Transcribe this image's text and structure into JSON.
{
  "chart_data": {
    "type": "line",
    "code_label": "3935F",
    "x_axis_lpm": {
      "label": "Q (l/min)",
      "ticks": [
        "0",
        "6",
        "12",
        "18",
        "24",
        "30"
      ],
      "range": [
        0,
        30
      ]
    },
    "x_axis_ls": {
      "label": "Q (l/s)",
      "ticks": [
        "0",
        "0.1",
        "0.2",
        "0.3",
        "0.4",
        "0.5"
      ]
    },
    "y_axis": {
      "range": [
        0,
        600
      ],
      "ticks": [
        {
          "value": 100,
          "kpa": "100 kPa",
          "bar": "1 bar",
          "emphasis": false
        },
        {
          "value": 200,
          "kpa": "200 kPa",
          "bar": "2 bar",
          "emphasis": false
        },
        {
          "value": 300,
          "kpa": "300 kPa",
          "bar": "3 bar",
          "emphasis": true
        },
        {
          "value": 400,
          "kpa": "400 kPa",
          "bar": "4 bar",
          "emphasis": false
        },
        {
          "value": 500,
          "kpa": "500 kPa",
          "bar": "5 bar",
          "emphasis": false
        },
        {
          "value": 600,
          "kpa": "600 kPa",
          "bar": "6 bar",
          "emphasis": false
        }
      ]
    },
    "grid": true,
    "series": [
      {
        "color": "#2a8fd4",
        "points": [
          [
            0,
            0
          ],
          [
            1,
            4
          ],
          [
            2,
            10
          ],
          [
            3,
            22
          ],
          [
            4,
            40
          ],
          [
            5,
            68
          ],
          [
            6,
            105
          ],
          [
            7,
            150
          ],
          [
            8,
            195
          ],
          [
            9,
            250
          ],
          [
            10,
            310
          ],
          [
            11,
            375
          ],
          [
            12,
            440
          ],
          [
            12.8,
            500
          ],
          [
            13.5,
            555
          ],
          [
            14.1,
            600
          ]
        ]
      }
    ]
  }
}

* _Problem requirements_
Restate the data above word for word, please.

* _Task output_
Transcribe this image's text and structure into JSON.
{
  "chart_data": {
    "type": "line",
    "code_label": "3935F",
    "x_axis_lpm": {
      "label": "Q (l/min)",
      "ticks": [
        "0",
        "6",
        "12",
        "18",
        "24",
        "30"
      ],
      "range": [
        0,
        30
      ]
    },
    "x_axis_ls": {
      "label": "Q (l/s)",
      "ticks": [
        "0",
        "0.1",
        "0.2",
        "0.3",
        "0.4",
        "0.5"
      ]
    },
    "y_axis": {
      "range": [
        0,
        600
      ],
      "ticks": [
        {
          "value": 100,
          "kpa": "100 kPa",
          "bar": "1 bar",
          "emphasis": false
        },
        {
          "value": 200,
          "kpa": "200 kPa",
          "bar": "2 bar",
          "emphasis": false
        },
        {
          "value": 300,
          "kpa": "300 kPa",
          "bar": "3 bar",
          "emphasis": true
        },
        {
          "value": 400,
          "kpa": "400 kPa",
          "bar": "4 bar",
          "emphasis": false
        },
        {
          "value": 500,
          "kpa": "500 kPa",
          "bar": "5 bar",
          "emphasis": false
        },
        {
          "value": 600,
          "kpa": "600 kPa",
          "bar": "6 bar",
          "emphasis": false
        }
      ]
    },
    "grid": true,
    "series": [
      {
        "color": "#2a8fd4",
        "points": [
          [
            0,
            0
          ],
          [
            1,
            4
          ],
          [
            2,
            10
          ],
          [
            3,
            22
          ],
          [
            4,
            40
          ],
          [
            5,
            68
          ],
          [
            6,
            105
          ],
          [
            7,
            150
          ],
          [
            8,
            195
          ],
          [
            9,
            250
          ],
          [
            10,
            310
          ],
          [
            11,
            375
          ],
          [
            12,
            440
          ],
          [
            12.8,
            500
          ],
          [
            13.5,
            555
          ],
          [
            14.1,
            600
          ]
        ]
      }
    ]
  }
}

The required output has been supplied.